TASK STATEMENT => Copy the entries from the beginning through the line that contains "335, 699, 387]", swapping every "interactable" for "clickable" and leaving everything else unchanged.

##### DATA RECORDS

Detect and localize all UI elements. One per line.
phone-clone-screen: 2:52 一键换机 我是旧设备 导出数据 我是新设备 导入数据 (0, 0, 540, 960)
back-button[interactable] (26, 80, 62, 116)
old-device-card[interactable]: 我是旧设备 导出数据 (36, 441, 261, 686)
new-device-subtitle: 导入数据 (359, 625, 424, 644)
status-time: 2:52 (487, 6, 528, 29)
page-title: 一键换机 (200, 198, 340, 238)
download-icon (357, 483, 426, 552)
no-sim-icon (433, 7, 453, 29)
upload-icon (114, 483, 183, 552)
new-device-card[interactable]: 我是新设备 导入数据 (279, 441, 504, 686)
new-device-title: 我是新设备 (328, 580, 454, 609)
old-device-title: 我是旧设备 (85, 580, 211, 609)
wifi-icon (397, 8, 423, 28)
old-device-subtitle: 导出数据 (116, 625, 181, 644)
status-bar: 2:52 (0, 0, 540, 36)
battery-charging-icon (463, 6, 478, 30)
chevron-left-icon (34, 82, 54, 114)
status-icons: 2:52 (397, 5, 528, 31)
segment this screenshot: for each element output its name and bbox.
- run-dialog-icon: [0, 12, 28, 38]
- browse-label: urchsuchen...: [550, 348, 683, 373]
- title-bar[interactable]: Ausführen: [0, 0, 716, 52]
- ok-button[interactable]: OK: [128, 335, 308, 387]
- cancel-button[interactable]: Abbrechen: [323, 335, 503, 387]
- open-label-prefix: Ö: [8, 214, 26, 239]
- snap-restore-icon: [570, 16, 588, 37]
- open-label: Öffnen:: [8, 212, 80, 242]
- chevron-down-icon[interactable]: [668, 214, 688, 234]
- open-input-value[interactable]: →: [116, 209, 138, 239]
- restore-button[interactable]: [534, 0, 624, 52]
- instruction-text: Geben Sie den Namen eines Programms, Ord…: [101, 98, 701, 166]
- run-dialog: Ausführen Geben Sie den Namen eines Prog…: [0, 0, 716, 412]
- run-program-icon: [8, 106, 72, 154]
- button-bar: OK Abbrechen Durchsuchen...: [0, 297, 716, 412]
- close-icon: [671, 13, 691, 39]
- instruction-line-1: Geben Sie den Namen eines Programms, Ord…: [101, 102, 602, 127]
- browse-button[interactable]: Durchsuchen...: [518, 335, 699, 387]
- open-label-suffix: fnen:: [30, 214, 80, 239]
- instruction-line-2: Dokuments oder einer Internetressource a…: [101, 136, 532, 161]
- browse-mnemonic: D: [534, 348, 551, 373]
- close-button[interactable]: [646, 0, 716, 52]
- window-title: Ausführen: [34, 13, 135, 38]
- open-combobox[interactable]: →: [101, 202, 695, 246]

##########

COMPLETE OUTPUT =>
Detect and localize all UI elements. One per line.
phone-clone-screen: 2:52 一键换机 我是旧设备 导出数据 我是新设备 导入数据 (0, 0, 540, 960)
back-button[clickable] (26, 80, 62, 116)
old-device-card[clickable]: 我是旧设备 导出数据 (36, 441, 261, 686)
new-device-subtitle: 导入数据 (359, 625, 424, 644)
status-time: 2:52 (487, 6, 528, 29)
page-title: 一键换机 (200, 198, 340, 238)
download-icon (357, 483, 426, 552)
no-sim-icon (433, 7, 453, 29)
upload-icon (114, 483, 183, 552)
new-device-card[clickable]: 我是新设备 导入数据 (279, 441, 504, 686)
new-device-title: 我是新设备 (328, 580, 454, 609)
old-device-title: 我是旧设备 (85, 580, 211, 609)
wifi-icon (397, 8, 423, 28)
old-device-subtitle: 导出数据 (116, 625, 181, 644)
status-bar: 2:52 (0, 0, 540, 36)
battery-charging-icon (463, 6, 478, 30)
chevron-left-icon (34, 82, 54, 114)
status-icons: 2:52 (397, 5, 528, 31)
segment this screenshot: for each element output its name and bbox.
- run-dialog-icon: [0, 12, 28, 38]
- browse-label: urchsuchen...: [550, 348, 683, 373]
- title-bar[clickable]: Ausführen: [0, 0, 716, 52]
- ok-button[clickable]: OK: [128, 335, 308, 387]
- cancel-button[clickable]: Abbrechen: [323, 335, 503, 387]
- open-label-prefix: Ö: [8, 214, 26, 239]
- snap-restore-icon: [570, 16, 588, 37]
- open-label: Öffnen:: [8, 212, 80, 242]
- chevron-down-icon[clickable]: [668, 214, 688, 234]
- open-input-value[clickable]: →: [116, 209, 138, 239]
- restore-button[clickable]: [534, 0, 624, 52]
- instruction-text: Geben Sie den Namen eines Programms, Ord…: [101, 98, 701, 166]
- run-dialog: Ausführen Geben Sie den Namen eines Prog…: [0, 0, 716, 412]
- run-program-icon: [8, 106, 72, 154]
- button-bar: OK Abbrechen Durchsuchen...: [0, 297, 716, 412]
- close-icon: [671, 13, 691, 39]
- instruction-line-1: Geben Sie den Namen eines Programms, Ord…: [101, 102, 602, 127]
- browse-button[clickable]: Durchsuchen...: [518, 335, 699, 387]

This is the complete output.